------ Dataset

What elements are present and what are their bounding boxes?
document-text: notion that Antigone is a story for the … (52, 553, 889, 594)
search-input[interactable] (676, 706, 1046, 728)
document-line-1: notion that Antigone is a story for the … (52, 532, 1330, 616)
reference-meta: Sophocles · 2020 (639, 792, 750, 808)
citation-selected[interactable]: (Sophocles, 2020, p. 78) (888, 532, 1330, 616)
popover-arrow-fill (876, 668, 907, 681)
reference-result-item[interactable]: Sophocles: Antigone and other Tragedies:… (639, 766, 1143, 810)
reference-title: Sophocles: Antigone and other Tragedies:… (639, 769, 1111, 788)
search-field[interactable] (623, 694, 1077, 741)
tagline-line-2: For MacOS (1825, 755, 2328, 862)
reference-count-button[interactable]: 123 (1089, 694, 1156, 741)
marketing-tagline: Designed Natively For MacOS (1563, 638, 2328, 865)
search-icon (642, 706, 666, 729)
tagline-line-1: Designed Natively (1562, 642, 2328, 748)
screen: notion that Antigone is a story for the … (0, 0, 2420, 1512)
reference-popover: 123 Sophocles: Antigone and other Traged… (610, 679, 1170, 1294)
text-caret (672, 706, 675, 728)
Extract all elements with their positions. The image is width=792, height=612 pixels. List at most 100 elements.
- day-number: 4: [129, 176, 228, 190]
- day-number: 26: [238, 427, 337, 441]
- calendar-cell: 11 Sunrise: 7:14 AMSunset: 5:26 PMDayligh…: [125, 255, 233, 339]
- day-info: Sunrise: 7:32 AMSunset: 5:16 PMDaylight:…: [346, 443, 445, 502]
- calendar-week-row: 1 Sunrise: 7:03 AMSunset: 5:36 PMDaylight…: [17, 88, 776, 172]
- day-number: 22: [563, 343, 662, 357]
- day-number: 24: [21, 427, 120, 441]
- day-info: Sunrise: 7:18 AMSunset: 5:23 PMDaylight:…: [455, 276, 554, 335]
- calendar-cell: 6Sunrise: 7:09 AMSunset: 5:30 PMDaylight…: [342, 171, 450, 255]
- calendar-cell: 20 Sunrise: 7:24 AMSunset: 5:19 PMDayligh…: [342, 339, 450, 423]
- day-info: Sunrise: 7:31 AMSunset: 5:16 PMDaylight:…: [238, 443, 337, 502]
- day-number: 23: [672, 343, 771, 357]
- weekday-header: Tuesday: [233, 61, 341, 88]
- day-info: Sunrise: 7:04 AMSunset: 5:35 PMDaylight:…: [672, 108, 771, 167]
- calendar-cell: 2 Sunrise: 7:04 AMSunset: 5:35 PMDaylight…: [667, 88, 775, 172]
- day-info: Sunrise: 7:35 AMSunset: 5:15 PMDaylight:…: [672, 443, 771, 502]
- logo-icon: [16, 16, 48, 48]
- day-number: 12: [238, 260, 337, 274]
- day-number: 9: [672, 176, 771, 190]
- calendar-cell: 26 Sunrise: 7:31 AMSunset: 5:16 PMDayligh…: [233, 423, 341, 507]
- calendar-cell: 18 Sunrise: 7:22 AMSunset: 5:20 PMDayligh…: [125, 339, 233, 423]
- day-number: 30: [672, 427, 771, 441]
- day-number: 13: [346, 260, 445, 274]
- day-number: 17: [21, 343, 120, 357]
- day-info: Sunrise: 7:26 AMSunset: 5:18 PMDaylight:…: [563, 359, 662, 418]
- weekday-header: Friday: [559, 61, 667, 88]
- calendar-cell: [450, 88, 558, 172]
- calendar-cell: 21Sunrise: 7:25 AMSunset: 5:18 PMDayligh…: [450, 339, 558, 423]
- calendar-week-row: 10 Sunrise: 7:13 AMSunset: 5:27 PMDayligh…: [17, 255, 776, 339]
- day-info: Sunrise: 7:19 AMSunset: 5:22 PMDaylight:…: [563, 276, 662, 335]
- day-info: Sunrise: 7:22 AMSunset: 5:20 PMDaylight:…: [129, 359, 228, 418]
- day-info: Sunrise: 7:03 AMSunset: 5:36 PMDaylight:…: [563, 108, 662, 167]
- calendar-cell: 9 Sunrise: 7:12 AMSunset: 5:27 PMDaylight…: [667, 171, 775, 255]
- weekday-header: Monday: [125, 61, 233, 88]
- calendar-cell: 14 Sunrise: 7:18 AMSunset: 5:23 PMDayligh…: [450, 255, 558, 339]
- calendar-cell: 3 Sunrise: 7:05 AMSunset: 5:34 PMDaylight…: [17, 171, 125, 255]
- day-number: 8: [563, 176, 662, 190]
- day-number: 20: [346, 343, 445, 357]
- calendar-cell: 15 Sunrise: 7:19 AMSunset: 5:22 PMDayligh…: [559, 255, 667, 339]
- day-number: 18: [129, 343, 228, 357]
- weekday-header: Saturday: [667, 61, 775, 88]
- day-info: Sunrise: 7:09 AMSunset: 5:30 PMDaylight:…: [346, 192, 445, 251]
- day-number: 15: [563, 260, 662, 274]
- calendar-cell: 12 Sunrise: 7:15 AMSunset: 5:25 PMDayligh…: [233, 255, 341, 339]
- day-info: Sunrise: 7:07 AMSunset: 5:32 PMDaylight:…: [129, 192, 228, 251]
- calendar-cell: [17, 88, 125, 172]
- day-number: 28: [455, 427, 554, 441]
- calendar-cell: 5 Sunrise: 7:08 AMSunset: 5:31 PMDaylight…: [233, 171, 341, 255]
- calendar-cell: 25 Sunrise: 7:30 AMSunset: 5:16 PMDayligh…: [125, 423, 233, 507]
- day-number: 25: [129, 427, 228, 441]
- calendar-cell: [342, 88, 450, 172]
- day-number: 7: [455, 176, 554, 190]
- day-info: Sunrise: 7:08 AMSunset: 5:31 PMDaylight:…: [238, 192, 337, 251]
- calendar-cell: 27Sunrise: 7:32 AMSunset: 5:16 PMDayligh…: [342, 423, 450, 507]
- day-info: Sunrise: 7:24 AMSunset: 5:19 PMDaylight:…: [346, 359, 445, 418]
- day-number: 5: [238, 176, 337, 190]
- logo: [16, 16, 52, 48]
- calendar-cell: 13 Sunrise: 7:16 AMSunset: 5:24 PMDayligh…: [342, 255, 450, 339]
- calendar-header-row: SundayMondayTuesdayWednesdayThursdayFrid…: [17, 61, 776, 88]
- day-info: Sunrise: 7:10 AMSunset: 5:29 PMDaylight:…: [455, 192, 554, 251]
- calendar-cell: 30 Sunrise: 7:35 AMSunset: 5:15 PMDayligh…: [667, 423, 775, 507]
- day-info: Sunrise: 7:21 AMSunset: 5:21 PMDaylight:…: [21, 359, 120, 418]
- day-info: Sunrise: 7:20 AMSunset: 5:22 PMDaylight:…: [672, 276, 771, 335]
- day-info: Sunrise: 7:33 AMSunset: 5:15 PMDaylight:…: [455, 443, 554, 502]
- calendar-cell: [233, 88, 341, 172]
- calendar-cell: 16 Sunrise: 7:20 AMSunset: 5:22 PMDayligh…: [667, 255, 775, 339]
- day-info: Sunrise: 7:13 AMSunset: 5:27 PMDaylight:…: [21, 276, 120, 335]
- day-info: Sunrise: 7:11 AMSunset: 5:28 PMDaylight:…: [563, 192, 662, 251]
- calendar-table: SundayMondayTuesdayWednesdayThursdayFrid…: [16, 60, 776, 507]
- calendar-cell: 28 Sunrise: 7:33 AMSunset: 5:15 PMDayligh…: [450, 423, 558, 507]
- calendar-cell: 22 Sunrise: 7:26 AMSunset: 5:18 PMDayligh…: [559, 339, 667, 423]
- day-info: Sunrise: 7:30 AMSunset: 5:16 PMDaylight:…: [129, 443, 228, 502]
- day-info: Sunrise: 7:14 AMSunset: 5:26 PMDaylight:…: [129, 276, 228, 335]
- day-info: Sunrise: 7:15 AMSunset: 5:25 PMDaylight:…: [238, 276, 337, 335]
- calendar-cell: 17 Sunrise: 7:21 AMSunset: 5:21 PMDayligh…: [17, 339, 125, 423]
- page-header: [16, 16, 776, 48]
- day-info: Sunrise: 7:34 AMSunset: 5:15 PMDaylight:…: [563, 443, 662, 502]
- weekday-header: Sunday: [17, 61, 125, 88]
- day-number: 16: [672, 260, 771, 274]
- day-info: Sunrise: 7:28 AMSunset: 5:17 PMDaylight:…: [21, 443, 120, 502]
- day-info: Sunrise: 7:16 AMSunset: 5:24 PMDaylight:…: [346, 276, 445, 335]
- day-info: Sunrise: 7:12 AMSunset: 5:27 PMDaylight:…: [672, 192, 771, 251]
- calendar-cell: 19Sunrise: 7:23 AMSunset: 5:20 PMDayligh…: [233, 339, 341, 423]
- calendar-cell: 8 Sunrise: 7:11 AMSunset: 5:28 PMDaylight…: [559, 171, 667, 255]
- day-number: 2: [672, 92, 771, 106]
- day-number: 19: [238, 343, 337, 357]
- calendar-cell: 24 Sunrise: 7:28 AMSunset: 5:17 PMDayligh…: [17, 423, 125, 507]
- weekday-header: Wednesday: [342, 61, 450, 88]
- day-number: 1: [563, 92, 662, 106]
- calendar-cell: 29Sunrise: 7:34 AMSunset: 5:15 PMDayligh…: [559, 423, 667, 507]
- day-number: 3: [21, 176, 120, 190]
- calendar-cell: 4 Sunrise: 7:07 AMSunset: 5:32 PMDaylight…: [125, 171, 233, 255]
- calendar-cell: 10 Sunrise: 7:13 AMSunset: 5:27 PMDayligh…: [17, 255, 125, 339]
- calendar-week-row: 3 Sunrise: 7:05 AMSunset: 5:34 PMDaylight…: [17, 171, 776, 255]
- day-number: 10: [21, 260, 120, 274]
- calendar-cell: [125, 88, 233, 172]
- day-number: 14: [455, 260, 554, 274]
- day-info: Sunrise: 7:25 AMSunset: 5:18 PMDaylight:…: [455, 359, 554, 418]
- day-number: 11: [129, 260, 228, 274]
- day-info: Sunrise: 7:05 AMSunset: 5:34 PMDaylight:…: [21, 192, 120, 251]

------------

Work instructions:
Reproduce the material word for word, from its very first line down to and including the line that contains "- calendar-cell: 11".

Solution for this task:
What elements are present and what are their bounding boxes?
document-text: notion that Antigone is a story for the … (52, 553, 889, 594)
search-input[interactable] (676, 706, 1046, 728)
document-line-1: notion that Antigone is a story for the … (52, 532, 1330, 616)
reference-meta: Sophocles · 2020 (639, 792, 750, 808)
citation-selected[interactable]: (Sophocles, 2020, p. 78) (888, 532, 1330, 616)
popover-arrow-fill (876, 668, 907, 681)
reference-result-item[interactable]: Sophocles: Antigone and other Tragedies:… (639, 766, 1143, 810)
reference-title: Sophocles: Antigone and other Tragedies:… (639, 769, 1111, 788)
search-field[interactable] (623, 694, 1077, 741)
tagline-line-2: For MacOS (1825, 755, 2328, 862)
reference-count-button[interactable]: 123 (1089, 694, 1156, 741)
marketing-tagline: Designed Natively For MacOS (1563, 638, 2328, 865)
search-icon (642, 706, 666, 729)
tagline-line-1: Designed Natively (1562, 642, 2328, 748)
screen: notion that Antigone is a story for the … (0, 0, 2420, 1512)
reference-popover: 123 Sophocles: Antigone and other Traged… (610, 679, 1170, 1294)
text-caret (672, 706, 675, 728)
Extract all elements with their positions. The image is width=792, height=612 pixels. List at most 100 elements.
- day-number: 4: [129, 176, 228, 190]
- day-number: 26: [238, 427, 337, 441]
- calendar-cell: 11 Sunrise: 7:14 AMSunset: 5:26 PMDayligh…: [125, 255, 233, 339]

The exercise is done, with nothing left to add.